┌─ EXCERPTED RECORDS

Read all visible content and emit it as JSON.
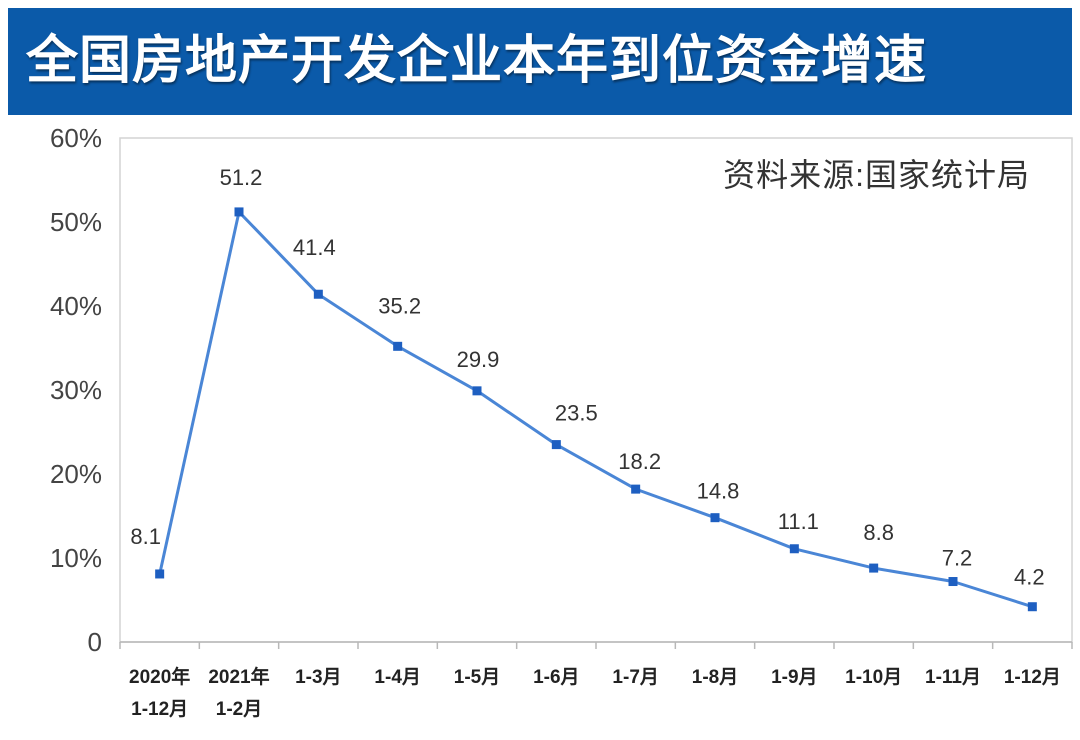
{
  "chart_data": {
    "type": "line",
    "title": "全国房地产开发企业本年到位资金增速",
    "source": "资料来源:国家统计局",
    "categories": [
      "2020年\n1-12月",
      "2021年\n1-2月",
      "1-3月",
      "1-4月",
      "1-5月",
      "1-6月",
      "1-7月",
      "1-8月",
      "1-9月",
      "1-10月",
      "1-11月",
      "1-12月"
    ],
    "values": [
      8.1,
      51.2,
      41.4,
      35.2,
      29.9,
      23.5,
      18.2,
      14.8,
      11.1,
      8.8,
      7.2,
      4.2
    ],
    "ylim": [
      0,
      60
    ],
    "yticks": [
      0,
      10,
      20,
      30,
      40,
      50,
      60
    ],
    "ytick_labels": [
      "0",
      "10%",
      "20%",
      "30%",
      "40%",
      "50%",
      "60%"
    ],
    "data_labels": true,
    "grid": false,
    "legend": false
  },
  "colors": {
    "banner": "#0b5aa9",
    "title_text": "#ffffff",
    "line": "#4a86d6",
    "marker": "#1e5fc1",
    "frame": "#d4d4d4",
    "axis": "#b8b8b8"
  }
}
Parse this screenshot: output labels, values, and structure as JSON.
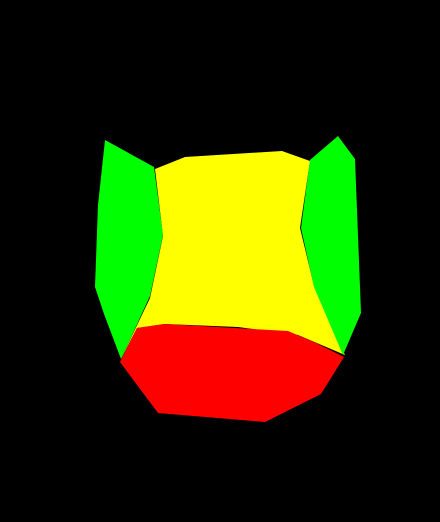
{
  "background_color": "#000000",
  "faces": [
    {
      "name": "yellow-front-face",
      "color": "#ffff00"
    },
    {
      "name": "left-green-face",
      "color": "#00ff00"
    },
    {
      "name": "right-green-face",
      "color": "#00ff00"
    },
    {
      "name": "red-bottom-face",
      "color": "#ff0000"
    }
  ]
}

└─
┌─ EXCERPTED RECORDS

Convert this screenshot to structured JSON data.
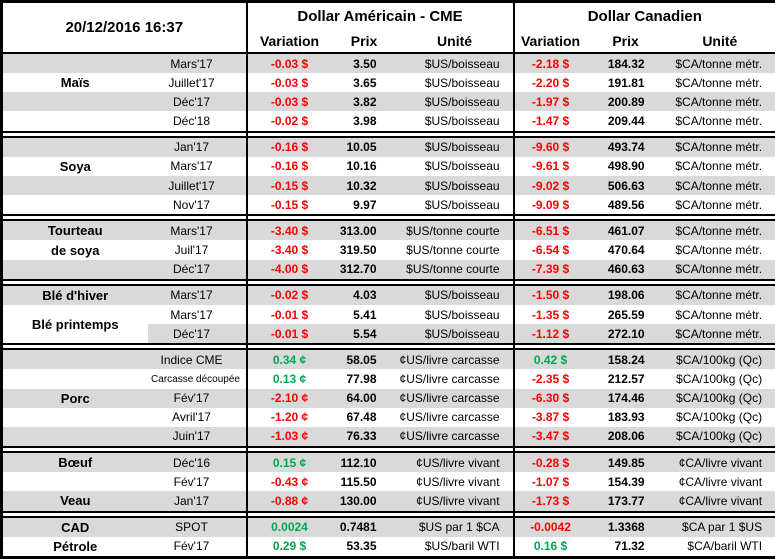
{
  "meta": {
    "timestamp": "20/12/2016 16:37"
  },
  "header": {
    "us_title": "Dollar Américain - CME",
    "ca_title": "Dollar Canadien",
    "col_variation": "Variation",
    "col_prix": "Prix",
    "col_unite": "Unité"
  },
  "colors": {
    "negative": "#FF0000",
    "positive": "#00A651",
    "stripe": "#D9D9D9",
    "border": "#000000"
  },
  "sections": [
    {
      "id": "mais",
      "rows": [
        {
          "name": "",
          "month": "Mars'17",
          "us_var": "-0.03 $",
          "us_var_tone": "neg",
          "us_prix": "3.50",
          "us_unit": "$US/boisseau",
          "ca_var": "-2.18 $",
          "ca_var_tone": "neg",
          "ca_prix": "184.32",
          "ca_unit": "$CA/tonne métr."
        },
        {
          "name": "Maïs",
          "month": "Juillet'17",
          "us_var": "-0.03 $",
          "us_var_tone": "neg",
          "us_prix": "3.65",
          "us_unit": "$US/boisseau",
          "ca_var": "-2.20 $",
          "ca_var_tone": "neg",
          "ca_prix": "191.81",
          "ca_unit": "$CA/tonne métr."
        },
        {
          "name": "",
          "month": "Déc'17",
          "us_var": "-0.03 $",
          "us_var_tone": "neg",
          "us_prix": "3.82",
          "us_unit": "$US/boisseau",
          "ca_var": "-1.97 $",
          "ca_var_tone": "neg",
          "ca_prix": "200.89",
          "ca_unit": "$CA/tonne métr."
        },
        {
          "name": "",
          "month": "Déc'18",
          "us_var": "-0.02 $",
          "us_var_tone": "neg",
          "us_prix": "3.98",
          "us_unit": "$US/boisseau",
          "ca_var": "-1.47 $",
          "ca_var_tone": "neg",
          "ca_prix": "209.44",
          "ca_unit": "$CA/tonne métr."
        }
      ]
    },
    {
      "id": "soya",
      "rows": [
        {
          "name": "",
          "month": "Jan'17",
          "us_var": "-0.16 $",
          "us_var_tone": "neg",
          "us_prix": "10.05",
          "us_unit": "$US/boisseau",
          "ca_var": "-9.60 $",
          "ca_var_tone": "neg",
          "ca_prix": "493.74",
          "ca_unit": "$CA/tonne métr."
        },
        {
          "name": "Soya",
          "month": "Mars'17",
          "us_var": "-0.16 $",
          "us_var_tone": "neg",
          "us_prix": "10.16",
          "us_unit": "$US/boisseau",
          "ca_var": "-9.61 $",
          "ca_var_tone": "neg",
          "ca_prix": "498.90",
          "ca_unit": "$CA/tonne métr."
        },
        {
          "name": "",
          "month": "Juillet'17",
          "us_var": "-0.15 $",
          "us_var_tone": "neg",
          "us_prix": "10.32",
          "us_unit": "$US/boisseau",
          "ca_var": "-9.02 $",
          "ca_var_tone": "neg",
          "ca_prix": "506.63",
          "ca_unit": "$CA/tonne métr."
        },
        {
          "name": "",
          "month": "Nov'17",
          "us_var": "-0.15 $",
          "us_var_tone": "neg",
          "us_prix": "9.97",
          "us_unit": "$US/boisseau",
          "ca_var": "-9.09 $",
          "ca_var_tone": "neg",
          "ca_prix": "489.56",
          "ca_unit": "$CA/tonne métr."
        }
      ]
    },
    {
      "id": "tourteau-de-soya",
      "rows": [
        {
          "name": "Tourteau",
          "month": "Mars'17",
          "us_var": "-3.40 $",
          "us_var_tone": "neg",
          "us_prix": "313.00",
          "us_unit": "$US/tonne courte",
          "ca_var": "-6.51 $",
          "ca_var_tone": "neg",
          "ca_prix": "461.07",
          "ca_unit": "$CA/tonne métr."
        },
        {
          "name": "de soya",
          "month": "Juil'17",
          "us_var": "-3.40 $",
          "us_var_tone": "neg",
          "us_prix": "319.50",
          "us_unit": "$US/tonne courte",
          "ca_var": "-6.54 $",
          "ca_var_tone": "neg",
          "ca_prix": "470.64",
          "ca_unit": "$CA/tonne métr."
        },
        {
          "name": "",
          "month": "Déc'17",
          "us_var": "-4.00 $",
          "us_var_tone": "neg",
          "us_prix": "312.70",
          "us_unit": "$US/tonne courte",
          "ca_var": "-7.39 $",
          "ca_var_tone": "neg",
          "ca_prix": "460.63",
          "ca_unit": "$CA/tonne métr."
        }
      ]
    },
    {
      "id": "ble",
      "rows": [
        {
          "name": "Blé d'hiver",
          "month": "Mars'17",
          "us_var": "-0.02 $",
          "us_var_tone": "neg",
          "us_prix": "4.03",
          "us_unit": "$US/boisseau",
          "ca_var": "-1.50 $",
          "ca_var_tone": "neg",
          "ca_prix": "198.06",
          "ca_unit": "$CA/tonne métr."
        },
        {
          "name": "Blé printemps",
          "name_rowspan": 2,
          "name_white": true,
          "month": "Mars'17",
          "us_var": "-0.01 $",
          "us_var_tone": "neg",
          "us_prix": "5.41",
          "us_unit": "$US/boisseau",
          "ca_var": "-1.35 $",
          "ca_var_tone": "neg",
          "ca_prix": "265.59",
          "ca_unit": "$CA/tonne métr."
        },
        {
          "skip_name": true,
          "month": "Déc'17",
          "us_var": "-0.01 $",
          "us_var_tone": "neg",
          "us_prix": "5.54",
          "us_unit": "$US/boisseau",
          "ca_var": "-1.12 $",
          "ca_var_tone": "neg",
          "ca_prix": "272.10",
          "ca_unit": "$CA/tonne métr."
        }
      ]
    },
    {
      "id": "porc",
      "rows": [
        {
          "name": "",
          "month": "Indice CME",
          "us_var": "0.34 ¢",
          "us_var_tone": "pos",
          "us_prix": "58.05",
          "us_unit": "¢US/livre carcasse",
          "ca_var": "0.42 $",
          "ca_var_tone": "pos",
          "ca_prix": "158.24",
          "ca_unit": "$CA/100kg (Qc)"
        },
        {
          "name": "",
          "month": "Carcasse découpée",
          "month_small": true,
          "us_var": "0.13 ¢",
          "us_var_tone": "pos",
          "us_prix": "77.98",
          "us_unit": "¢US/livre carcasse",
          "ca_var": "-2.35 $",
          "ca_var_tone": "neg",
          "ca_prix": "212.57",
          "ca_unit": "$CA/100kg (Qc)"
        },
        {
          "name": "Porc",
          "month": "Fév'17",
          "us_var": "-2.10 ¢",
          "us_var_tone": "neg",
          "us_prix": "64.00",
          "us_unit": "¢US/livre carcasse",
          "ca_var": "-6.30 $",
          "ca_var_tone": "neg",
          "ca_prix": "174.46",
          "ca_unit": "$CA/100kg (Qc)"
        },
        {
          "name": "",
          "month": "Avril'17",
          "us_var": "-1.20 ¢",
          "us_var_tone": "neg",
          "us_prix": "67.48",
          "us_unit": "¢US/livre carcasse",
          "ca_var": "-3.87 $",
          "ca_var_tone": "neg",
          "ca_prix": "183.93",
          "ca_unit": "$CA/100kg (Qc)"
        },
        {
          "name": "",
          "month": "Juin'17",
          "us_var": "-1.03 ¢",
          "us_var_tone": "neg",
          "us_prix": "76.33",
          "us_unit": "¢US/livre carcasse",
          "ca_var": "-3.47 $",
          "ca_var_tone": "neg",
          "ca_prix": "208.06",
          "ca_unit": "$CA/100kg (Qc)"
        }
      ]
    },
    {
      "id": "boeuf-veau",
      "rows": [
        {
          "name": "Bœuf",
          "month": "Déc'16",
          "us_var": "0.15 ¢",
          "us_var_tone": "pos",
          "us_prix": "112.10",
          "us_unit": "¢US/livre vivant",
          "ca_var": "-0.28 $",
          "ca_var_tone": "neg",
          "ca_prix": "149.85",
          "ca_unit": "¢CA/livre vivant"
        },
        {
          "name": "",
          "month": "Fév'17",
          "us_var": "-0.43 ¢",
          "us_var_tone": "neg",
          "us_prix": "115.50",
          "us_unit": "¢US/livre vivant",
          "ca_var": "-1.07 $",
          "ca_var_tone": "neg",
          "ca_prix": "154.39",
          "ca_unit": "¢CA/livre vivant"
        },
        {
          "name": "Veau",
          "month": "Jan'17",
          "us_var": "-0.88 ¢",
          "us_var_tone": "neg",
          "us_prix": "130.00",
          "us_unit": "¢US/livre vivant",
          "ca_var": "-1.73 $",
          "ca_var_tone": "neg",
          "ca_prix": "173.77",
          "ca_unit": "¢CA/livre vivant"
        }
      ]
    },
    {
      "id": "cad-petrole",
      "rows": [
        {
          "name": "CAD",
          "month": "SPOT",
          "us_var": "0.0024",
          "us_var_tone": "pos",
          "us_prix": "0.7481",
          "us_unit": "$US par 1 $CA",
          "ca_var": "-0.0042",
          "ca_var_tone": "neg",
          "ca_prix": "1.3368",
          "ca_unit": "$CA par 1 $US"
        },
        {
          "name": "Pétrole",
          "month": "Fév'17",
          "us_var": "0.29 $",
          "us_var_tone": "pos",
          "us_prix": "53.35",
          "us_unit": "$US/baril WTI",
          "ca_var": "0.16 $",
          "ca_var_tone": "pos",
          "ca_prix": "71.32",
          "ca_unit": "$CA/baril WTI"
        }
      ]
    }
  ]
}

└─

> _SET EXERCISE_
Count the lines in the records above that hold the word "true", and give only that number.

> _THE OUTPUT_
4